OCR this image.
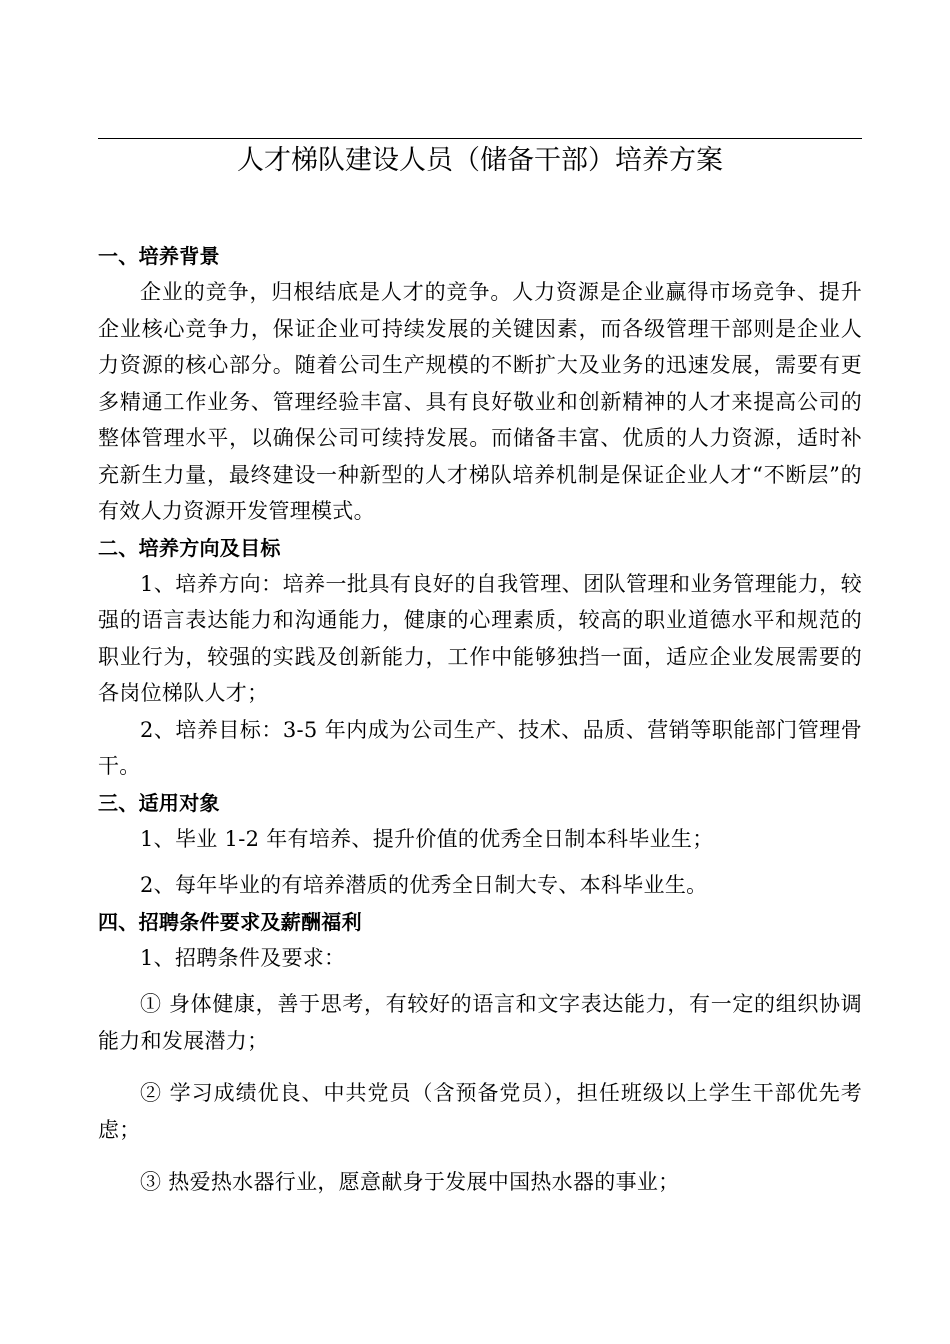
人才梯队建设人员（储备干部）培养方案
一、培养背景

企业的竞争，归根结底是人才的竞争。人力资源是企业赢得市场竞争、提升企业核心竞争力，保证企业可持续发展的关键因素，而各级管理干部则是企业人力资源的核心部分。随着公司生产规模的不断扩大及业务的迅速发展，需要有更多精通工作业务、管理经验丰富、具有良好敬业和创新精神的人才来提高公司的整体管理水平，以确保公司可续持发展。而储备丰富、优质的人力资源，适时补充新生力量，最终建设一种新型的人才梯队培养机制是保证企业人才“不断层”的有效人力资源开发管理模式。

二、培养方向及目标

1、培养方向：培养一批具有良好的自我管理、团队管理和业务管理能力，较强的语言表达能力和沟通能力，健康的心理素质，较高的职业道德水平和规范的职业行为，较强的实践及创新能力，工作中能够独挡一面，适应企业发展需要的各岗位梯队人才；

2、培养目标：3-5 年内成为公司生产、技术、品质、营销等职能部门管理骨干。

三、适用对象

1、毕业 1-2 年有培养、提升价值的优秀全日制本科毕业生；

2、每年毕业的有培养潜质的优秀全日制大专、本科毕业生。

四、招聘条件要求及薪酬福利

1、招聘条件及要求：

① 身体健康，善于思考，有较好的语言和文字表达能力，有一定的组织协调能力和发展潜力；

② 学习成绩优良、中共党员（含预备党员），担任班级以上学生干部优先考虑；

③ 热爱热水器行业，愿意献身于发展中国热水器的事业；
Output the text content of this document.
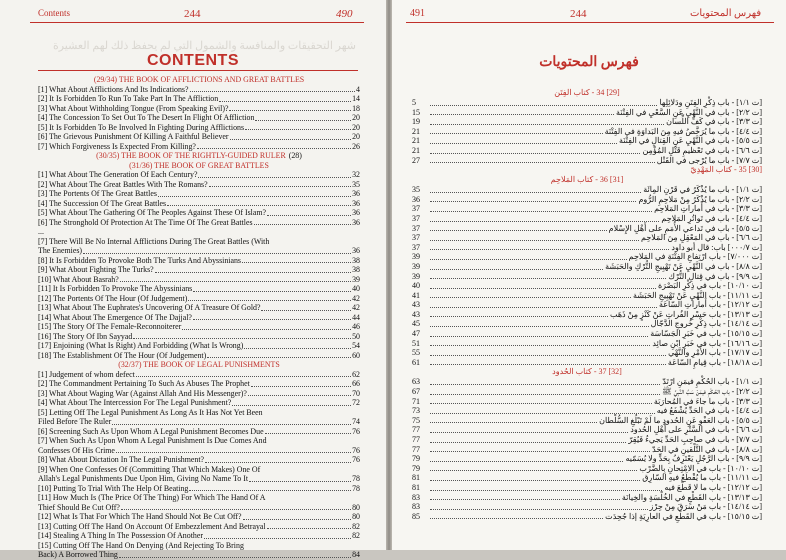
Contents	244	490
شهر التحقيقات والمنافسة والشمول التي لم يحفظ ذلك لهم العشيرة
CONTENTS
(29/34) THE BOOK OF AFFLICTIONS AND GREAT BATTLES
[1] What About Afflictions And Its Indications?	4
[2] It Is Forbidden To Run To Take Part In The Affliction	14
[3] What About Withholding Tongue (From Speaking Evil)?	18
[4] The Concession To Set Out To The Desert In Flight Of Affliction	20
[5] It Is Forbidden To Be Involved In Fighting During Afflictions	20
[6] The Grievous Punishment Of Killing A Faithful Believer	20
[7] Which Forgiveness Is Expected From Killing?	26
(30/35) THE BOOK OF THE RIGHTLY-GUIDED RULER (28)
(31/36) THE BOOK OF GREAT BATTLES
[1] What About The Generation Of Each Century?	32
[2] What About The Great Battles With The Romans?	35
[3] The Portents Of The Great Battles	36
[4] The Succession Of The Great Battles	36
[5] What About The Gathering Of The Peoples Against These Of Islam?	36
[6] The Stronghold Of Protection At The Time Of The Great Battles	36
...
[7] There Will Be No Internal Afflictions During The Great Battles (With
The Enemies)	36
[8] It Is Forbidden To Provoke Both The Turks And Abyssinians	38
[9] What About Fighting The Turks?	38
[10] What About Basrah?	39
[11] It Is Forbidden To Provoke The Abyssinians	40
[12] The Portents Of The Hour (Of Judgement)	42
[13] What About The Euphrates's Uncovering Of A Treasure Of Gold?	42
[14] What About The Emergence Of The Dajjal?	44
[15] The Story Of The Female-Reconnoiterer	46
[16] The Story Of Ibn Sayyad	50
[17] Enjoining (What Is Right) And Forbidding (What Is Wrong)	54
[18] The Establishment Of The Hour (Of Judgement)	60
(32/37) THE BOOK OF LEGAL PUNISHMENTS
[1] Judgement of whom defect	62
[2] The Commandment Pertaining To Such As Abuses The Prophet	66
[3] What About Waging War (Against Allah And His Messenger)?	70
[4] What About The Intercession For The Legal Punishment?	72
[5] Letting Off The Legal Punishment As Long As It Has Not Yet Been
Filed Before The Ruler	74
[6] Screening Such As Upon Whom A Legal Punishment Becomes Due	76
[7] When Such As Upon Whom A Legal Punishment Is Due Comes And
Confesses Of His Crime	76
[8] What About Dictation In The Legal Punishment?	76
[9] When One Confesses Of (Committing That Which Makes) One Of
Allah's Legal Punishments Due Upon Him, Giving No Name To It	78
[10] Putting To Trial With The Help Of Beating	78
[11] How Much Is (The Price Of The Thing) For Which The Hand Of A
Thief Should Be Cut Off?	80
[12] What Is That For Which The Hand Should Not Be Cut Off?	80
[13] Cutting Off The Hand On Account Of Embezzlement And Betrayal	82
[14] Stealing A Thing In The Possession Of Another	82
[15] Cutting Off The Hand On Denying (And Rejecting To Bring
Back) A Borrowed Thing	84
491	244	فهرس المحتويات
فهرس المحتويات
[29] 34 - كتاب الفِتَن
5	[ت ١/١] - باب ذِكْرِ الفِتَنِ ودَلائِلِها
15	[ت ٢/٢] - باب في النَّهْيِ عَنِ السَّعْيِ في الفِتْنَة
19	[ت ٣/٣] - باب في كَفِّ اللِّسان
21	[ت ٤/٤] - باب ما يُرَخَّصُ فيهِ مِنَ البَداوَةِ في الفِتْنَة
21	[ت ٥/٥] - باب في النَّهْيِ عَنِ القِتالِ في الفِتْنَة
21	[ت ٦/٦] - باب في تَعْظيمِ قَتْلِ المُؤْمِن
27	[ت ٧/٧] - باب ما يُرْجى في القَتْل
[30] 35 - كتاب المَهْدِيّ
[31] 36 - كتاب المَلاحِم
35	[ت ١/١] - باب ما يُذْكَرُ في قَرْنِ المِائَة
36	[ت ٢/٢] - باب ما يُذْكَرُ مِنْ مَلاحِمِ الرُّوم
37	[ت ٣/٣] - باب في أَماراتِ المَلاحِم
37	[ت ٤/٤] - باب في تَواتُرِ المَلاحِم
37	[ت ٥/٥] - باب في تَداعي الأُمَمِ على أَهْلِ الإِسْلام
37	[ت ٦/٦] - باب في المَعْقِلِ مِنَ المَلاحِم
37	[ت ٠٠٠/٧] باب: قال أبو داود
39	[ت ٧/٠٠٠] - باب ارْتِفاعِ الفِتْنَةِ في المَلاحِم
39	[ت ٨/٨] - باب في النَّهْيِ عَنْ تَهْيِيجِ التُّرْكِ والحَبَشَة
39	[ت ٩/٩] - باب في قِتالِ التُّرْك
40	[ت ١٠/١٠] - باب في ذِكْرِ البَصْرَة
41	[ت ١١/١١] - باب النَّهْيِ عَنْ تَهْيِيجِ الحَبَشَة
43	[ت ١٢/١٢] - باب أَماراتِ السّاعَة
43	[ت ١٣/١٣] - باب حَسْرِ الفُراتِ عَنْ كَنْزٍ مِنْ ذَهَب
45	[ت ١٤/١٤] - باب ذِكْرِ خُروجِ الدَّجّال
47	[ت ١٥/١٥] - باب في خَبَرِ الجَسّاسَة
51	[ت ١٦/١٦] - باب في خَبَرِ ابْنِ صائِد
55	[ت ١٧/١٧] - باب الأَمْرِ والنَّهْي
61	[ت ١٨/١٨] - باب قِيامِ السّاعَة
[32] 37 - كتاب الحُدود
63	[ت ١/١] - باب الحُكْمِ فيمَنِ ارْتَدّ
67	[ت ٢/٢] - باب الحُكْمِ فيمَنْ سَبَّ النَّبِيَّ ﷺ
71	[ت ٣/٣] - باب ما جاءَ في المُحارَبَة
73	[ت ٤/٤] - باب في الحَدِّ يُشْفَعُ فيه
75	[ت ٥/٥] - باب العَفْوِ عَنِ الحُدودِ ما لَمْ تَبْلُغِ السُّلْطان
77	[ت ٦/٦] - باب في السَّتْرِ على أَهْلِ الحُدود
77	[ت ٧/٧] - باب في صاحِبِ الحَدِّ يَجيءُ فَيُقِرّ
77	[ت ٨/٨] - باب في التَّلْقينِ في الحَدّ
79	[ت ٩/٩] - باب الرَّجُلِ يَعْتَرِفُ بِحَدٍّ ولا يُسَمّيه
79	[ت ١٠/١٠] - باب في الامْتِحانِ بِالضَّرْب
81	[ت ١١/١١] - باب ما يُقْطَعُ فيهِ السّارِق
81	[ت ١٢/١٢] - باب ما لا قَطْعَ فيه
83	[ت ١٣/١٣] - باب القَطْعِ في الخُلْسَةِ والخِيانَة
83	[ت ١٤/١٤] - باب مَنْ سَرَقَ مِنْ حِرْز
85	[ت ١٥/١٥] - باب في القَطْعِ في العارِيَةِ إذا جُحِدَت
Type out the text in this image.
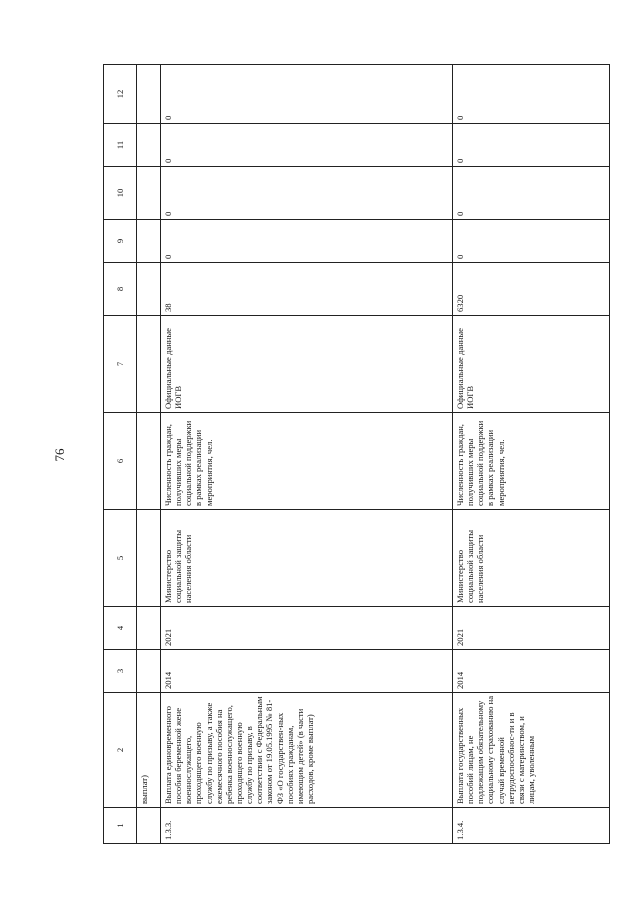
76
1	2	3	4	5	6	7	8	9	10	11	12
	выплат)										
1.3.3.	Выплата единовременного пособия беременной жене военнослужащего, проходящего военную службу по призыву, а также ежемесячного пособия на ребенка военнослужащего, проходящего военную службу по призыву, в соответствии с Федеральным законом от 19.05.1995 № 81-ФЗ «О государствен-ных пособиях гражданам, имеющим детей» (в части расходов, кроме выплат)	2014	2021	Министерство социальной защиты населения области	Численность граждан, получивших меры социальной поддержки в рамках реализации мероприятия, чел.	Официальные данные ИОГВ	38	0	0	0	0
1.3.4.	Выплата государственных пособий лицам, не подлежащим обязательному социальному страхованию на случай временной нетрудоспособнос-ти и в связи с материнством, и лицам, уволенным	2014	2021	Министерство социальной защиты населения области	Численность граждан, получивших меры социальной поддержки в рамках реализации мероприятия, чел.	Официальные данные ИОГВ	6320	0	0	0	0
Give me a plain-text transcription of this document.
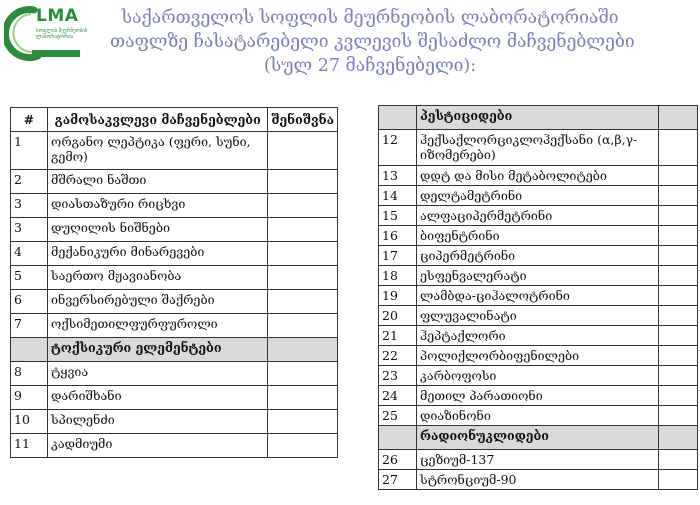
LMA
სოფლის მეურნეობის
ლაბორატორია
საქართველოს სოფლის მეურნეობის ლაბორატორიაში
თაფლზე ჩასატარებელი კვლევის შესაძლო მაჩვენებლები
(სულ 27 მაჩვენებელი):
#	გამოსაკვლევი მაჩვენებლები	შენიშვნა
1	ორგანო ლეპტიკა (ფერი, სუნი, გემო)	
2	მშრალი ნაშთი	
3	დიასთაზური რიცხვი	
3	დუღილის ნიშნები	
4	მექანიკური მინარევები	
5	საერთო მჟავიანობა	
6	ინვერსირებული შაქრები	
7	ოქსიმეთილფურფუროლი	
	ტოქსიკური ელემენტები	
8	ტყვია	
9	დარიშხანი	
10	სპილენძი	
11	კადმიუმი	
	პესტიციდები	
12	ჰექსაქლორციკლოჰექსანი (α,β,γ-იზომერები)	
13	დდტ და მისი მეტაბოლიტები	
14	დელტამეტრინი	
15	ალფაციპერმეტრინი	
16	ბიფენტრინი	
17	ციპერმეტრინი	
18	ესფენვალერატი	
19	ლამბდა-ციჰალოტრინი	
20	ფლუვალინატი	
21	ჰეპტაქლორი	
22	პოლიქლორბიფენილები	
23	კარბოფოსი	
24	მეთილ პარათიონი	
25	დიაზინონი	
	რადიონუკლიდები	
26	ცეზიუმ-137	
27	სტრონციუმ-90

_Task prompt:_
In the lines above, locate the string "Forbidden". Copy every line where it occurs.

_Answer to the problem:_
[2] It Is Forbidden To Run To Take Part In The Affliction	14
[5] It Is Forbidden To Be Involved In Fighting During Afflictions	20
[8] It Is Forbidden To Provoke Both The Turks And Abyssinians	38
[11] It Is Forbidden To Provoke The Abyssinians	40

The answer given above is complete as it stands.